[Stored items]
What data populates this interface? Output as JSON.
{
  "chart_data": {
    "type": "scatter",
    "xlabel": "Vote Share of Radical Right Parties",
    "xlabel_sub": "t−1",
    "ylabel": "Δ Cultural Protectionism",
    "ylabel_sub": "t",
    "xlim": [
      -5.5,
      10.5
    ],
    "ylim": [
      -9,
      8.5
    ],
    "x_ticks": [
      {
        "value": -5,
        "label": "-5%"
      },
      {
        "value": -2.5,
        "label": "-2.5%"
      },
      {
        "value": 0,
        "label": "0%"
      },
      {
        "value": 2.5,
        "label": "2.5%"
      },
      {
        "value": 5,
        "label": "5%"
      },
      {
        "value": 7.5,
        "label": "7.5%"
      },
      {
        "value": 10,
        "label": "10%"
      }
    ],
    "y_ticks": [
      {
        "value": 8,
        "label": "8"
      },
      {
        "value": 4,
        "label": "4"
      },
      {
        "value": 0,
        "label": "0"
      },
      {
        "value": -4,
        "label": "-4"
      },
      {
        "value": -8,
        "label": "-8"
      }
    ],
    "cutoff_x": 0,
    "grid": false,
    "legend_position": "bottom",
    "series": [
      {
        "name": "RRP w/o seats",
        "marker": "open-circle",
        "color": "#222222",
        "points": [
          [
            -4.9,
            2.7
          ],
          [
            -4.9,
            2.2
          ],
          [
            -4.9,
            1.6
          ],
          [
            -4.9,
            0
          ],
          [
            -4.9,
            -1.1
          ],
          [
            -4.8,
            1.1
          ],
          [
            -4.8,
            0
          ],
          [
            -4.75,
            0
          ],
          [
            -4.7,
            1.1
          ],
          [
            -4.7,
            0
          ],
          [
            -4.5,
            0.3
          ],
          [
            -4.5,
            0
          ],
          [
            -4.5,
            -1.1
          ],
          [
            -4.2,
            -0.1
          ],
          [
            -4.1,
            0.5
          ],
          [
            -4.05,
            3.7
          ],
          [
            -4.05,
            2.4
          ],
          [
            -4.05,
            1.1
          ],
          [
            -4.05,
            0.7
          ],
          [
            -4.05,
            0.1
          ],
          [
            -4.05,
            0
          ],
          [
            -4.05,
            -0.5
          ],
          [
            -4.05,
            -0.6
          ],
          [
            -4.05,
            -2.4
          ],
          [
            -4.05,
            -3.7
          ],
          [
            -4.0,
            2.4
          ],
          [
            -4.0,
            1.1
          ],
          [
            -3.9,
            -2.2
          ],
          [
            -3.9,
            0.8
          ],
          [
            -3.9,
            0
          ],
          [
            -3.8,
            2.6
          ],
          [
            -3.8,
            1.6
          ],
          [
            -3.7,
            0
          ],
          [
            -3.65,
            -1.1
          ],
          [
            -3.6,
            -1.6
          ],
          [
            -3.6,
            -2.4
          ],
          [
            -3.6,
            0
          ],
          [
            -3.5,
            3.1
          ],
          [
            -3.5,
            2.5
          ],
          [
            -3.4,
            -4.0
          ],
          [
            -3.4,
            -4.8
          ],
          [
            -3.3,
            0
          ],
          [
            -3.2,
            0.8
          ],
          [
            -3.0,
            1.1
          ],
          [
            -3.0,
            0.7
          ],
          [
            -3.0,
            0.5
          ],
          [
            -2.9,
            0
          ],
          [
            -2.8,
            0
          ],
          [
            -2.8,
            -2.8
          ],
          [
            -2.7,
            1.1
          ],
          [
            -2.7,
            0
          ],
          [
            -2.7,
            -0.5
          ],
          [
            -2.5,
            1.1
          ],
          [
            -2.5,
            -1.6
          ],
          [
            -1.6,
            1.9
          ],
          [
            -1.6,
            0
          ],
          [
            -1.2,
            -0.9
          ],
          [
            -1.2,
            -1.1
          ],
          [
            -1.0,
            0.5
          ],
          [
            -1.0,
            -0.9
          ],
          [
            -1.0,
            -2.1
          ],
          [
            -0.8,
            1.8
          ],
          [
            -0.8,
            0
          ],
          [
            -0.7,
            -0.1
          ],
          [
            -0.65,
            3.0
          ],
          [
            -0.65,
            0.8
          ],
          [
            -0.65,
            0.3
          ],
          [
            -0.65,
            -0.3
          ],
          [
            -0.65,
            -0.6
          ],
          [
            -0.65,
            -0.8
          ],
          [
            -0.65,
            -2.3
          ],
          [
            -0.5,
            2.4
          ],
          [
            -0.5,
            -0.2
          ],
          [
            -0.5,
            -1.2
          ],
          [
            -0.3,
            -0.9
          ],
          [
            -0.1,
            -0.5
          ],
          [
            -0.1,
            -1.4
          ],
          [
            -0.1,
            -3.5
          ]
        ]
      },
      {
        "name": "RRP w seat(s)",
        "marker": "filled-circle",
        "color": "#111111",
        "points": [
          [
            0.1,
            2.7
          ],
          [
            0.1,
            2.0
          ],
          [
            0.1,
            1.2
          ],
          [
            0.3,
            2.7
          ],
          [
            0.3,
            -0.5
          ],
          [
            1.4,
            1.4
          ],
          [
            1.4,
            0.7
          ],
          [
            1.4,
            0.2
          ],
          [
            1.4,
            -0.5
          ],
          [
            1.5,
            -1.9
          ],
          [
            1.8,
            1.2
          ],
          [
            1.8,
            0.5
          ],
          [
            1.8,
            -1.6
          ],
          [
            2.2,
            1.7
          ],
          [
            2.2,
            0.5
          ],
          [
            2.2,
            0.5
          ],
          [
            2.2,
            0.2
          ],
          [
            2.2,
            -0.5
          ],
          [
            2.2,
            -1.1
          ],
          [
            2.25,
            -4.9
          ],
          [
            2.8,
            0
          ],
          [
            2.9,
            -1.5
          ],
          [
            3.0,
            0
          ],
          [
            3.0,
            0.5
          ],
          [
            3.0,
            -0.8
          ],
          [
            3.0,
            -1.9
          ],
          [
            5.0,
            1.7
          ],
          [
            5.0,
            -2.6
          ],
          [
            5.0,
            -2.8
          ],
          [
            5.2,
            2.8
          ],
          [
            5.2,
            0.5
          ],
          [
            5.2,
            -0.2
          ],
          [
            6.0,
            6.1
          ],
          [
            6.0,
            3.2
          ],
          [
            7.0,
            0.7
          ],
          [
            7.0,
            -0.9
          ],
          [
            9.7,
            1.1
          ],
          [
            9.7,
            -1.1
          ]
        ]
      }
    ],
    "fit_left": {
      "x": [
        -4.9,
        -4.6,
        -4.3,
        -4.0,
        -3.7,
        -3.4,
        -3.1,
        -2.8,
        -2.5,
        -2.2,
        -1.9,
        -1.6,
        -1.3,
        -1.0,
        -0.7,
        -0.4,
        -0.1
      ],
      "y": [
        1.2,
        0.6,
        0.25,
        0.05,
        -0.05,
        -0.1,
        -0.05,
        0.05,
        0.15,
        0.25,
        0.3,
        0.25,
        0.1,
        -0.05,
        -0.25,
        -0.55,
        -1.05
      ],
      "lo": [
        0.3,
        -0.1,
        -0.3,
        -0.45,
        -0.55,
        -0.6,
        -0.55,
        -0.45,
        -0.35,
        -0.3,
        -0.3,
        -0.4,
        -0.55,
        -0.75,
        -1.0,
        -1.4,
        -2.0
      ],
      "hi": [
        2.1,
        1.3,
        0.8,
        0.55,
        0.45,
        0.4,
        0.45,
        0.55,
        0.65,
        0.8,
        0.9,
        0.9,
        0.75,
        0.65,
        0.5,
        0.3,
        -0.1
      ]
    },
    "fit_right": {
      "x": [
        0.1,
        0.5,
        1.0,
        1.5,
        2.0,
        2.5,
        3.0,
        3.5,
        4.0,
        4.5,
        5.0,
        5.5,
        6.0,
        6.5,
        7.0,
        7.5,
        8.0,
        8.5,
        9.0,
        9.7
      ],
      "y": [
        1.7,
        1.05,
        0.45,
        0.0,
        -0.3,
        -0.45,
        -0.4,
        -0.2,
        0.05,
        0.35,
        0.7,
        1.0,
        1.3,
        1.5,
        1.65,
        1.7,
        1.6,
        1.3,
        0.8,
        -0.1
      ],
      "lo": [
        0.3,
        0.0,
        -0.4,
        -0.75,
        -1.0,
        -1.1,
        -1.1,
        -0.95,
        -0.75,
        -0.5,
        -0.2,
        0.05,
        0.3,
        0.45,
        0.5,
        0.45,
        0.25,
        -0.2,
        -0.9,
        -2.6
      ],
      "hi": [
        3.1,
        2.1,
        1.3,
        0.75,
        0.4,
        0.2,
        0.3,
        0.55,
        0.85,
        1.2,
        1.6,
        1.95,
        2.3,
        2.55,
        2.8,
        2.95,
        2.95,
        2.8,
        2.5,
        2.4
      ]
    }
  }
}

GIVEN PROBLEM
Count how many lines of the data include the word "circle". Your reply should be that number alone.

FULL OUTPUT
2